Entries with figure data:
========================================================================
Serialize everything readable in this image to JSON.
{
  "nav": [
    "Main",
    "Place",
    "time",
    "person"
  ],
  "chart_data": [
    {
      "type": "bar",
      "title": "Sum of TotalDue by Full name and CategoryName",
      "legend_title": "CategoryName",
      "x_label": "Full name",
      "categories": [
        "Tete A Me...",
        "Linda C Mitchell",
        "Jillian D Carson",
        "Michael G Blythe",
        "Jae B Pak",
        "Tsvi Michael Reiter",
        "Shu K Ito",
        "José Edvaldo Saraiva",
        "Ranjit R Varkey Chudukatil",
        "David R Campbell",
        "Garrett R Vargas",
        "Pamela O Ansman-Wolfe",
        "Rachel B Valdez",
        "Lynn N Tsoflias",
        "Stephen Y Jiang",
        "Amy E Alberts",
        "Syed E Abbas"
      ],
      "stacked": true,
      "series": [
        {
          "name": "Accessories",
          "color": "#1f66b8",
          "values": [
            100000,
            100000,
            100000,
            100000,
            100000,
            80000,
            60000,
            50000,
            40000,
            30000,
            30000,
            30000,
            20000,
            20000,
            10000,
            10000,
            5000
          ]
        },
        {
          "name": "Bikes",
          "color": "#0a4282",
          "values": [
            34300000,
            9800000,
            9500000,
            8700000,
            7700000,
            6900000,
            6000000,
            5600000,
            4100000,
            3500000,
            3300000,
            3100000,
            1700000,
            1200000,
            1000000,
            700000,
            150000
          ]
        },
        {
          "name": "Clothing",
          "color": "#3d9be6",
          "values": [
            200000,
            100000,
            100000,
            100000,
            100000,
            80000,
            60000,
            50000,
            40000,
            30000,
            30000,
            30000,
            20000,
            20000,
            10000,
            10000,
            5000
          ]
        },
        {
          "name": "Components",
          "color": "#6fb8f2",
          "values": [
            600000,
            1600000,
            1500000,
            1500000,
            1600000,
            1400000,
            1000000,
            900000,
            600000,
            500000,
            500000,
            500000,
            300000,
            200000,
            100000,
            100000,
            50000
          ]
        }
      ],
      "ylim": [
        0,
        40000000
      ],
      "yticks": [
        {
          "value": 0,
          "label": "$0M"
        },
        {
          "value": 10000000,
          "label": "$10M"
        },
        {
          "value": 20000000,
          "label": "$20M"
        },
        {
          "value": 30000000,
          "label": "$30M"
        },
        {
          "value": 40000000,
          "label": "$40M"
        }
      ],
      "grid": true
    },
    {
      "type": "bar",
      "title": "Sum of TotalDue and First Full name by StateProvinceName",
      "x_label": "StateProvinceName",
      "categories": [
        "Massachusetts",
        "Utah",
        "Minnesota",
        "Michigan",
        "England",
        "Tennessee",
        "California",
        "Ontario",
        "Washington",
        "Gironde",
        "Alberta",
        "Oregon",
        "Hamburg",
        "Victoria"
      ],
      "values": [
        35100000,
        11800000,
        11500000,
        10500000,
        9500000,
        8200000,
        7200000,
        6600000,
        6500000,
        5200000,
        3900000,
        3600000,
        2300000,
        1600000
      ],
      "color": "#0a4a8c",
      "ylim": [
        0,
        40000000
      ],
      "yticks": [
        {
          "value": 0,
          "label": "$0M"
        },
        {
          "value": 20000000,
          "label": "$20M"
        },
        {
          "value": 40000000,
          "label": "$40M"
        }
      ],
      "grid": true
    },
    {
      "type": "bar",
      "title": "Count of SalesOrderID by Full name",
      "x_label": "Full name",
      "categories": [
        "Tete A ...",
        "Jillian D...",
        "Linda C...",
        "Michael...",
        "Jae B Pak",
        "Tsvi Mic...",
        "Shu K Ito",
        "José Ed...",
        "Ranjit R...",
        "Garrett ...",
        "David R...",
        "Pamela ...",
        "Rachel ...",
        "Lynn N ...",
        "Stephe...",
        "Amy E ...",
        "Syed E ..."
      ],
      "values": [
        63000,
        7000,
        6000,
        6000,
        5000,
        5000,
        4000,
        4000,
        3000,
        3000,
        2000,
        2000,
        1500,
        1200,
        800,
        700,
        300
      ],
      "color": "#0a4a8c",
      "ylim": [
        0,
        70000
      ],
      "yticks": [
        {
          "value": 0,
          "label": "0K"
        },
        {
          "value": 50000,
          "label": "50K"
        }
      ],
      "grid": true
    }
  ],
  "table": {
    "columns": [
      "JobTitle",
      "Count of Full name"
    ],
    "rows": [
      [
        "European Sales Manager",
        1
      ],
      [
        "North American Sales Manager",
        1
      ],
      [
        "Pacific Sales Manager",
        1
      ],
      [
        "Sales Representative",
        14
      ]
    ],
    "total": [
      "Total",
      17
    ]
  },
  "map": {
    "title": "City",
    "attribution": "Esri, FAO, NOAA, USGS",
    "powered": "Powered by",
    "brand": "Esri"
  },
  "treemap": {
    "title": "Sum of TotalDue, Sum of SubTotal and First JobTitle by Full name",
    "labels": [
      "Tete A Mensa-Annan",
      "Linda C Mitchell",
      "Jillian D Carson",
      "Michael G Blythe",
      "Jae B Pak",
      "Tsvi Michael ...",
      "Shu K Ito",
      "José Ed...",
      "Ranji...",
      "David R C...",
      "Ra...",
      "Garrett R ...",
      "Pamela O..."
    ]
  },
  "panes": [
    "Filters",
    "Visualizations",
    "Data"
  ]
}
========================================================================
Gather all lines with the string "José" from the data.

● **ANSWER TO THIS TASK**:
        "José Edvaldo Saraiva",
        "José Ed...",
      "José Ed...",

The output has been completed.